Given instruction a: In the records, give back only the lines starting at the one containing "question-panel: Recover Binary" and ending at the one containing "[851, 223, 862, 247]". Rename "tab-label" to "tab-name" and leave everything else unchanged.

-- Start Text excerpt --

I had my yard done in November and it was $125 installed/pallet.


----------



## conk (Mar 25, 2007)

rcw said:


> I feel your pain! I've lost my yard the last three summers and am finally tired of it. After speaking with a number of yard "experts", I've added sand throughout the yard to mix with the clay. This will allow for better water penetration through the clay. I've also added a healthy layer of compost to bring down the pH of the soil. So, I added a yard of river sand and two yards of compost last Saturday and rented a rear tine tiller on Sunday and mixed it all in. Had to go over the entire yard about 6 times to break up all the dang clay. This weekend I'll level out all the low spots and maybe lay some lines for a sprinkler system if I can find the time and courage to tackle that project!
> 
> Next I was told to let it set for a few weeks so the old grass can decompose a little then recheck the pH. If it's good, then lay down the new sod.
> 
> ...


What is your pH? It is fairly rare that a pH problem causes death to turfgrass. I don't think you need to wait for the old stuff to decompose I would fertilize and then lay the sod. Fertilize again two weeks after laying the sod. DO NOT let the sod get dry for one month this is critical. The Floratam is a good choice. If you decide to do the irrigation system, after you backfill the trenches flood the trenches with water to promote settling. Once settled add any soil you need to get it level, then lay the sod. It is much easier to get the trenches smooth before the grass is put down. BTW, I have been a golf course superintendent for over 20 years.


----------



## Morpheus51 (Aug 29, 2006)

-- End Text excerpt --

Given instruction b: Write what comes next in the forum thread about fixing a clay-soil lawn and laying sod, picking up after its last line.

-- Start Records for the task --

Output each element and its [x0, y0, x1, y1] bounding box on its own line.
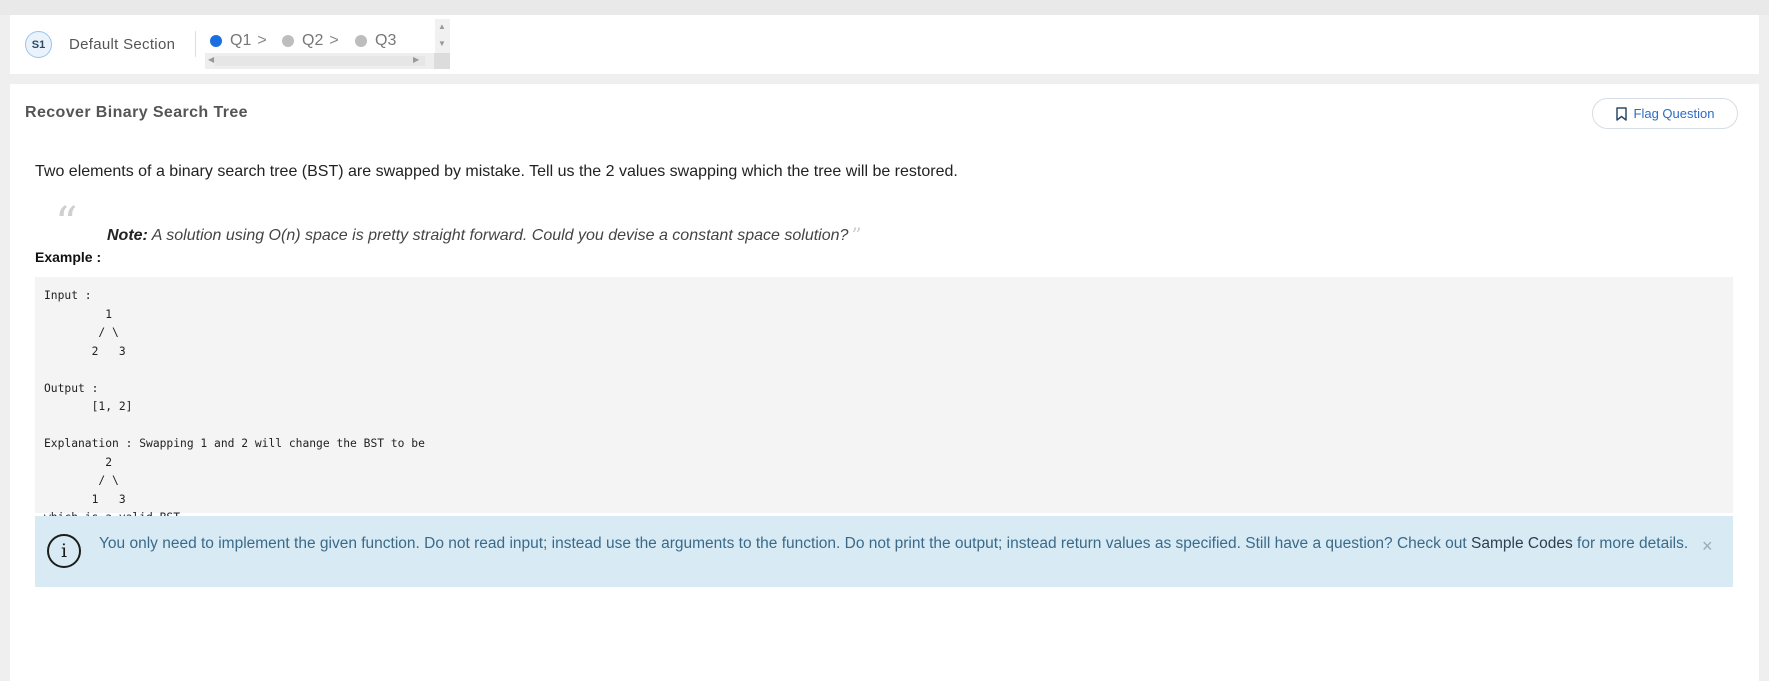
question-panel: Recover Binary Search Tree Flag Question…: [10, 84, 1759, 681]
bookmark-icon: [1615, 106, 1627, 121]
tab-label: Q3: [375, 32, 397, 49]
info-alert: i You only need to implement the given f…: [35, 516, 1733, 587]
question-title: Recover Binary Search Tree: [25, 104, 248, 121]
tab-label: Q2: [302, 32, 324, 49]
info-alert-text: You only need to implement the given fun…: [99, 535, 1688, 553]
scrollbar-thumb[interactable]: [215, 56, 425, 66]
quote-close-icon: ”: [851, 223, 862, 247]
scroll-down-icon[interactable]: ▼: [438, 39, 446, 48]
section-badge[interactable]: S1: [25, 31, 52, 58]
sample-codes-link[interactable]: Sample Codes: [1471, 535, 1573, 552]
tab-label: Q1: [230, 32, 252, 49]
chevron-right-icon: >: [329, 32, 339, 49]
chevron-right-icon: >: [257, 32, 267, 49]
example-label: Example :: [35, 249, 102, 265]
info-text-after: for more details.: [1572, 535, 1689, 552]
info-text-before: You only need to implement the given fun…: [99, 535, 1472, 552]
flag-question-button[interactable]: Flag Question: [1592, 98, 1738, 129]
status-dot-icon: [355, 35, 367, 47]
note-block: Note: A solution using O(n) space is pre…: [107, 223, 862, 247]
info-circle-icon: i: [47, 534, 81, 568]
scroll-up-icon[interactable]: ▲: [438, 22, 446, 31]
quote-open-icon: “: [55, 198, 78, 249]
top-strip: [0, 0, 1769, 15]
example-code-block: Input : 1 / \ 2 3 Output : [1, 2] Explan…: [35, 277, 1733, 524]
flag-question-label: Flag Question: [1633, 106, 1715, 121]
scroll-right-icon[interactable]: ▶: [413, 55, 419, 64]
status-dot-icon: [210, 35, 222, 47]
vertical-scrollbar[interactable]: ▲ ▼: [435, 19, 450, 53]
section-name[interactable]: Default Section: [69, 36, 175, 53]
note-label: Note:: [107, 227, 148, 244]
status-dot-icon: [282, 35, 294, 47]
scrollbar-corner: [434, 53, 450, 69]
close-icon[interactable]: ×: [1702, 536, 1713, 557]
horizontal-scrollbar[interactable]: ◀ ▶: [205, 53, 450, 69]
scroll-left-icon[interactable]: ◀: [208, 55, 214, 64]
section-bar: S1 Default Section Q1 > Q2 > Q3 ▲ ▼ ◀ ▶: [10, 15, 1759, 74]
note-text: A solution using O(n) space is pretty st…: [147, 227, 849, 244]
tab-q1[interactable]: Q1 >: [210, 27, 267, 55]
question-description: Two elements of a binary search tree (BS…: [35, 163, 958, 180]
section-divider: [195, 31, 196, 57]
tab-q2[interactable]: Q2 >: [282, 27, 339, 55]
tab-q3[interactable]: Q3: [355, 27, 396, 55]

-- End Records for the task --

Written response a:
question-panel: Recover Binary Search Tree Flag Question…: [10, 84, 1759, 681]
bookmark-icon: [1615, 106, 1627, 121]
tab-name: Q3: [375, 32, 397, 49]
info-alert: i You only need to implement the given f…: [35, 516, 1733, 587]
question-title: Recover Binary Search Tree: [25, 104, 248, 121]
tab-name: Q2: [302, 32, 324, 49]
info-alert-text: You only need to implement the given fun…: [99, 535, 1688, 553]
scrollbar-thumb[interactable]: [215, 56, 425, 66]
quote-close-icon: ”: [851, 223, 862, 247]

Written response b:
rcw said:


> I feel your pain! I've lost my yard the last three summers and am finally tired of it. After speaking with a number of yard "experts", I've added sand throughout the yard to mix with the clay. This will allow for better water penetration through the clay. I've also added a healthy layer of compost to bring down the pH of the soil. So, I added a yard of river sand and two yards of compost last Saturday and rented a rear tine tiller on Sunday and mixed it all in. Had to go over the entire yard about 6 times to break up all the dang clay. This weekend I'll level out all the low spots and maybe lay some lines for a sprinkler system if I can find the time and courage to tackle that project!
> 
> Next I was told to let it set for a few weeks so the old grass can decompose a little then recheck the pH. If it's good, then lay down the new sod.
> 
> ...


I had Raliegh and Floratam mixed, put in 2 years ago and the Floratam has surviced and done well. I have so much that I can't irrigate it. You are correct that the Floratam is more hardy. The name Floratam comes from the joint effort of the University of Florida and Texas A&M to come up with a St. Augustine that is more drought, pest and salt water resistant. I am going to replace some sod next to the bay and I hope it is really saltwater resistant.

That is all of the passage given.